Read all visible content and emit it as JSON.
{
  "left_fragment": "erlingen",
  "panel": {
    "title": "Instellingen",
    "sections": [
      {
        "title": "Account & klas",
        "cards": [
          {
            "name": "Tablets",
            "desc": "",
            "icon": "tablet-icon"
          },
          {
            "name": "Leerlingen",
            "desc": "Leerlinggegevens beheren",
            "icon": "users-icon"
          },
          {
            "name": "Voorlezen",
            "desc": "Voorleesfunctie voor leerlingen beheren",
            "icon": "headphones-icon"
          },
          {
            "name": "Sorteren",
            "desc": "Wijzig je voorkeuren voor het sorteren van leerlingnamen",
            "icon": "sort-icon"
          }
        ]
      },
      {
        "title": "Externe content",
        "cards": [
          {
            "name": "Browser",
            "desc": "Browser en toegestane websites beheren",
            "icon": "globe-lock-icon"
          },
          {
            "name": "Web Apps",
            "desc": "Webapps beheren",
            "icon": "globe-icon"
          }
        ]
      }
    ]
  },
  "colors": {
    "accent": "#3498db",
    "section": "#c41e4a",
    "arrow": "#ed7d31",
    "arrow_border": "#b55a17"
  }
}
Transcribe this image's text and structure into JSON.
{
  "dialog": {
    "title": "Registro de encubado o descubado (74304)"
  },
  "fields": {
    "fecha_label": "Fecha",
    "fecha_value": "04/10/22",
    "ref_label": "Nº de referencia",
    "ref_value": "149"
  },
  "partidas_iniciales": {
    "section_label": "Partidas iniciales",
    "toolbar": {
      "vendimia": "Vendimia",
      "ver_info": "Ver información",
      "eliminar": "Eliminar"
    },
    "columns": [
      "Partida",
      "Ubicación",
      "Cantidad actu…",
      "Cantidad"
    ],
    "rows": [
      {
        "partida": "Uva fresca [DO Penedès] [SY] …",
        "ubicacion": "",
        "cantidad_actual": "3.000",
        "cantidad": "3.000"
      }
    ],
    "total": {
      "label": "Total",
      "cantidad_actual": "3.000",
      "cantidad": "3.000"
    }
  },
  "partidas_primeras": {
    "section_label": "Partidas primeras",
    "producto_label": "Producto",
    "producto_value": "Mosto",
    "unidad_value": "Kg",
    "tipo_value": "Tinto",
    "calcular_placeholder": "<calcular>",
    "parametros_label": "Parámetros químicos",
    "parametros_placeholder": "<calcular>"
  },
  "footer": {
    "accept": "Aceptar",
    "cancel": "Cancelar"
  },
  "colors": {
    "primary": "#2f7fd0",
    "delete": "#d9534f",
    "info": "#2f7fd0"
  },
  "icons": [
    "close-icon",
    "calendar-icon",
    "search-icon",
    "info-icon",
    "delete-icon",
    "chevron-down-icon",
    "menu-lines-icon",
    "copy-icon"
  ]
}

====================

AIM OF THE EXERCISE
Scan the material above for the string "calcular" and return the lines that hold it.

EXERCISE RESULT
    "calcular_placeholder": "<calcular>",
    "parametros_placeholder": "<calcular>"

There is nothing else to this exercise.